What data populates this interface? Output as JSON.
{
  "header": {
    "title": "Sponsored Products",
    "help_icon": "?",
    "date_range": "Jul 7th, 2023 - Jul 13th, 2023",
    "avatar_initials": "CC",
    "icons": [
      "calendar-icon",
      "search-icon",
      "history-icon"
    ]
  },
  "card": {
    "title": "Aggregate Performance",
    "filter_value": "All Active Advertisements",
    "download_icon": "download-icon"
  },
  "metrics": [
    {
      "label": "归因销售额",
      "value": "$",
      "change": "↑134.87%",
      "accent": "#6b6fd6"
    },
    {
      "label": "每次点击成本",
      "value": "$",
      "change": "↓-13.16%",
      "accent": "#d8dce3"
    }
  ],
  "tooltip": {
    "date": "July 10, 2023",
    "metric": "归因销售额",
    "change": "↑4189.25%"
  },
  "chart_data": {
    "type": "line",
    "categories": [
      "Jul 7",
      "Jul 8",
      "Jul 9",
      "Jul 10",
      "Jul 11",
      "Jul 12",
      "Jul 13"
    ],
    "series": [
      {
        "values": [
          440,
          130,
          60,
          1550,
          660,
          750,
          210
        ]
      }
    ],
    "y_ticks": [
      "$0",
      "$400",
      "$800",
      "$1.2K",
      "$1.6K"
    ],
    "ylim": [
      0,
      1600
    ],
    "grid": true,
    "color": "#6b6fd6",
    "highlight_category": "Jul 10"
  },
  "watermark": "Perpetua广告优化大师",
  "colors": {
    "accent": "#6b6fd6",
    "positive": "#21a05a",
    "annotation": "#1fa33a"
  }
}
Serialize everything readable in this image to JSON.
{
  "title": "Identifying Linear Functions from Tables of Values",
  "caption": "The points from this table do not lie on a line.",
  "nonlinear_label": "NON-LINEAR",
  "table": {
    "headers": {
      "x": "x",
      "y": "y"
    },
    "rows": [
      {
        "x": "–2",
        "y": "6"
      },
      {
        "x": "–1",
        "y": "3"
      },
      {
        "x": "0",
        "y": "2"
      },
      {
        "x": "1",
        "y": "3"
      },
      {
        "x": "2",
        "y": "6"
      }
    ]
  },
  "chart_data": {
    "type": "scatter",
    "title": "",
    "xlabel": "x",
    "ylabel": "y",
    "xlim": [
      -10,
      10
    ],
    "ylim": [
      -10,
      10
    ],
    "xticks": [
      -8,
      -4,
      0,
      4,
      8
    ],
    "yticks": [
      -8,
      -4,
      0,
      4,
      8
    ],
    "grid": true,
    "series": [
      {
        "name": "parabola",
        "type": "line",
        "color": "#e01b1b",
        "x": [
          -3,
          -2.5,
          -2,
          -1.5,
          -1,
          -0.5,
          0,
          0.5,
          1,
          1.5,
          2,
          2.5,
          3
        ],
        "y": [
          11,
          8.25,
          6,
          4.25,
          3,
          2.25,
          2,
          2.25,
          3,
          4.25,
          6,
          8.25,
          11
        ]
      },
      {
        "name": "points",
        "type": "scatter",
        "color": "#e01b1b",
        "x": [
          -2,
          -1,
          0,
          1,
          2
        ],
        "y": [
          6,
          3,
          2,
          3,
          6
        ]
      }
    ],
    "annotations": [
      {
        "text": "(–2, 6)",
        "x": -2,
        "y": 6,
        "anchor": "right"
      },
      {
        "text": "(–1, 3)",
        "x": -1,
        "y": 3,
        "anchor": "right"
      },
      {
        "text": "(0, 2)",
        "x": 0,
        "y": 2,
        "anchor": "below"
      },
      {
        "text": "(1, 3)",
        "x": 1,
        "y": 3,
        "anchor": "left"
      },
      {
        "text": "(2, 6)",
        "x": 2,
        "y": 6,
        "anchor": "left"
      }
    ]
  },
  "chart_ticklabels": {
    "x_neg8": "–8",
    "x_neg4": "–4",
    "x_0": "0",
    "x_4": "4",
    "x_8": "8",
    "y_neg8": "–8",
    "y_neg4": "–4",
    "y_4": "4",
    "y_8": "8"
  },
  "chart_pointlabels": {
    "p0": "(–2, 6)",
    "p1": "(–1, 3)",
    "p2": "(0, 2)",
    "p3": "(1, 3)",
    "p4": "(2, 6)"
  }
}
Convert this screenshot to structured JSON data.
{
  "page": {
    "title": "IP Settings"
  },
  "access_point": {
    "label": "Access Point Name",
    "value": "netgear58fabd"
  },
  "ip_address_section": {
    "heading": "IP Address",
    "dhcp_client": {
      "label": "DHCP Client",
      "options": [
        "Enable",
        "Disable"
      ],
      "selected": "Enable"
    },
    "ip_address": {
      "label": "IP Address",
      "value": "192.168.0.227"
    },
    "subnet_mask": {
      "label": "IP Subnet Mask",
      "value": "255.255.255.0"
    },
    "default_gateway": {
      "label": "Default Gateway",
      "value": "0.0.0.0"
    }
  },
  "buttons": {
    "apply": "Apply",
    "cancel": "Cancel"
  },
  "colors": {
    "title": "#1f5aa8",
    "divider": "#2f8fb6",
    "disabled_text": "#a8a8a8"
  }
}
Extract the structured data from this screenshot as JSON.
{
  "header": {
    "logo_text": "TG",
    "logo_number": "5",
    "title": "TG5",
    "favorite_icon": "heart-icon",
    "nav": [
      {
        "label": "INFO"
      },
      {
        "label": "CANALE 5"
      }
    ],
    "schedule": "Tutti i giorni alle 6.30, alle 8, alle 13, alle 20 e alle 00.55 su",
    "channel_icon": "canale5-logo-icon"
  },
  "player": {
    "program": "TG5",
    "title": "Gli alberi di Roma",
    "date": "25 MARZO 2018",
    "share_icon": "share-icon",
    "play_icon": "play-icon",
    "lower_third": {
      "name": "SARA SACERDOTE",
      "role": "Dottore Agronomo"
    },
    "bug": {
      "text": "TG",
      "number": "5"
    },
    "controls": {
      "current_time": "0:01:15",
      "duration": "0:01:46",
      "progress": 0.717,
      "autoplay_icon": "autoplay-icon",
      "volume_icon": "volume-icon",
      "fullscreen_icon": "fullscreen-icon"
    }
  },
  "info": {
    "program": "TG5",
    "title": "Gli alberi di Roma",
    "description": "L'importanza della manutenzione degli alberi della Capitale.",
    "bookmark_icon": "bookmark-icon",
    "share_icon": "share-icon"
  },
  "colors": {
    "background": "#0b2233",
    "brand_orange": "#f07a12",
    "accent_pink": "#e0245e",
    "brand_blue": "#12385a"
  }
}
※
§ **YOUR OBJECTIVE**:
Each entry must be reproduced verbatim.

§ **THE COMPLETED TASK**:
What data populates this interface? Output as JSON.
{
  "header": {
    "title": "Sponsored Products",
    "help_icon": "?",
    "date_range": "Jul 7th, 2023 - Jul 13th, 2023",
    "avatar_initials": "CC",
    "icons": [
      "calendar-icon",
      "search-icon",
      "history-icon"
    ]
  },
  "card": {
    "title": "Aggregate Performance",
    "filter_value": "All Active Advertisements",
    "download_icon": "download-icon"
  },
  "metrics": [
    {
      "label": "归因销售额",
      "value": "$",
      "change": "↑134.87%",
      "accent": "#6b6fd6"
    },
    {
      "label": "每次点击成本",
      "value": "$",
      "change": "↓-13.16%",
      "accent": "#d8dce3"
    }
  ],
  "tooltip": {
    "date": "July 10, 2023",
    "metric": "归因销售额",
    "change": "↑4189.25%"
  },
  "chart_data": {
    "type": "line",
    "categories": [
      "Jul 7",
      "Jul 8",
      "Jul 9",
      "Jul 10",
      "Jul 11",
      "Jul 12",
      "Jul 13"
    ],
    "series": [
      {
        "values": [
          440,
          130,
          60,
          1550,
          660,
          750,
          210
        ]
      }
    ],
    "y_ticks": [
      "$0",
      "$400",
      "$800",
      "$1.2K",
      "$1.6K"
    ],
    "ylim": [
      0,
      1600
    ],
    "grid": true,
    "color": "#6b6fd6",
    "highlight_category": "Jul 10"
  },
  "watermark": "Perpetua广告优化大师",
  "colors": {
    "accent": "#6b6fd6",
    "positive": "#21a05a",
    "annotation": "#1fa33a"
  }
}
Serialize everything readable in this image to JSON.
{
  "title": "Identifying Linear Functions from Tables of Values",
  "caption": "The points from this table do not lie on a line.",
  "nonlinear_label": "NON-LINEAR",
  "table": {
    "headers": {
      "x": "x",
      "y": "y"
    },
    "rows": [
      {
        "x": "–2",
        "y": "6"
      },
      {
        "x": "–1",
        "y": "3"
      },
      {
        "x": "0",
        "y": "2"
      },
      {
        "x": "1",
        "y": "3"
      },
      {
        "x": "2",
        "y": "6"
      }
    ]
  },
  "chart_data": {
    "type": "scatter",
    "title": "",
    "xlabel": "x",
    "ylabel": "y",
    "xlim": [
      -10,
      10
    ],
    "ylim": [
      -10,
      10
    ],
    "xticks": [
      -8,
      -4,
      0,
      4,
      8
    ],
    "yticks": [
      -8,
      -4,
      0,
      4,
      8
    ],
    "grid": true,
    "series": [
      {
        "name": "parabola",
        "type": "line",
        "color": "#e01b1b",
        "x": [
          -3,
          -2.5,
          -2,
          -1.5,
          -1,
          -0.5,
          0,
          0.5,
          1,
          1.5,
          2,
          2.5,
          3
        ],
        "y": [
          11,
          8.25,
          6,
          4.25,
          3,
          2.25,
          2,
          2.25,
          3,
          4.25,
          6,
          8.25,
          11
        ]
      },
      {
        "name": "points",
        "type": "scatter",
        "color": "#e01b1b",
        "x": [
          -2,
          -1,
          0,
          1,
          2
        ],
        "y": [
          6,
          3,
          2,
          3,
          6
        ]
      }
    ],
    "annotations": [
      {
        "text": "(–2, 6)",
        "x": -2,
        "y": 6,
        "anchor": "right"
      },
      {
        "text": "(–1, 3)",
        "x": -1,
        "y": 3,
        "anchor": "right"
      },
      {
        "text": "(0, 2)",
        "x": 0,
        "y": 2,
        "anchor": "below"
      },
      {
        "text": "(1, 3)",
        "x": 1,
        "y": 3,
        "anchor": "left"
      },
      {
        "text": "(2, 6)",
        "x": 2,
        "y": 6,
        "anchor": "left"
      }
    ]
  },
  "chart_ticklabels": {
    "x_neg8": "–8",
    "x_neg4": "–4",
    "x_0": "0",
    "x_4": "4",
    "x_8": "8",
    "y_neg8": "–8",
    "y_neg4": "–4",
    "y_4": "4",
    "y_8": "8"
  },
  "chart_pointlabels": {
    "p0": "(–2, 6)",
    "p1": "(–1, 3)",
    "p2": "(0, 2)",
    "p3": "(1, 3)",
    "p4": "(2, 6)"
  }
}
Convert this screenshot to structured JSON data.
{
  "page": {
    "title": "IP Settings"
  },
  "access_point": {
    "label": "Access Point Name",
    "value": "netgear58fabd"
  },
  "ip_address_section": {
    "heading": "IP Address",
    "dhcp_client": {
      "label": "DHCP Client",
      "options": [
        "Enable",
        "Disable"
      ],
      "selected": "Enable"
    },
    "ip_address": {
      "label": "IP Address",
      "value": "192.168.0.227"
    },
    "subnet_mask": {
      "label": "IP Subnet Mask",
      "value": "255.255.255.0"
    },
    "default_gateway": {
      "label": "Default Gateway",
      "value": "0.0.0.0"
    }
  },
  "buttons": {
    "apply": "Apply",
    "cancel": "Cancel"
  },
  "colors": {
    "title": "#1f5aa8",
    "divider": "#2f8fb6",
    "disabled_text": "#a8a8a8"
  }
}
Extract the structured data from this screenshot as JSON.
{
  "header": {
    "logo_text": "TG",
    "logo_number": "5",
    "title": "TG5",
    "favorite_icon": "heart-icon",
    "nav": [
      {
        "label": "INFO"
      },
      {
        "label": "CANALE 5"
      }
    ],
    "schedule": "Tutti i giorni alle 6.30, alle 8, alle 13, alle 20 e alle 00.55 su",
    "channel_icon": "canale5-logo-icon"
  },
  "player": {
    "program": "TG5",
    "title": "Gli alberi di Roma",
    "date": "25 MARZO 2018",
    "share_icon": "share-icon",
    "play_icon": "play-icon",
    "lower_third": {
      "name": "SARA SACERDOTE",
      "role": "Dottore Agronomo"
    },
    "bug": {
      "text": "TG",
      "number": "5"
    },
    "controls": {
      "current_time": "0:01:15",
      "duration": "0:01:46",
      "progress": 0.717,
      "autoplay_icon": "autoplay-icon",
      "volume_icon": "volume-icon",
      "fullscreen_icon": "fullscreen-icon"
    }
  },
  "info": {
    "program": "TG5",
    "title": "Gli alberi di Roma",
    "description": "L'importanza della manutenzione degli alberi della Capitale.",
    "bookmark_icon": "bookmark-icon",
    "share_icon": "share-icon"
  },
  "colors": {
    "background": "#0b2233",
    "brand_orange": "#f07a12",
    "accent_pink": "#e0245e",
    "brand_blue": "#12385a"
  }
}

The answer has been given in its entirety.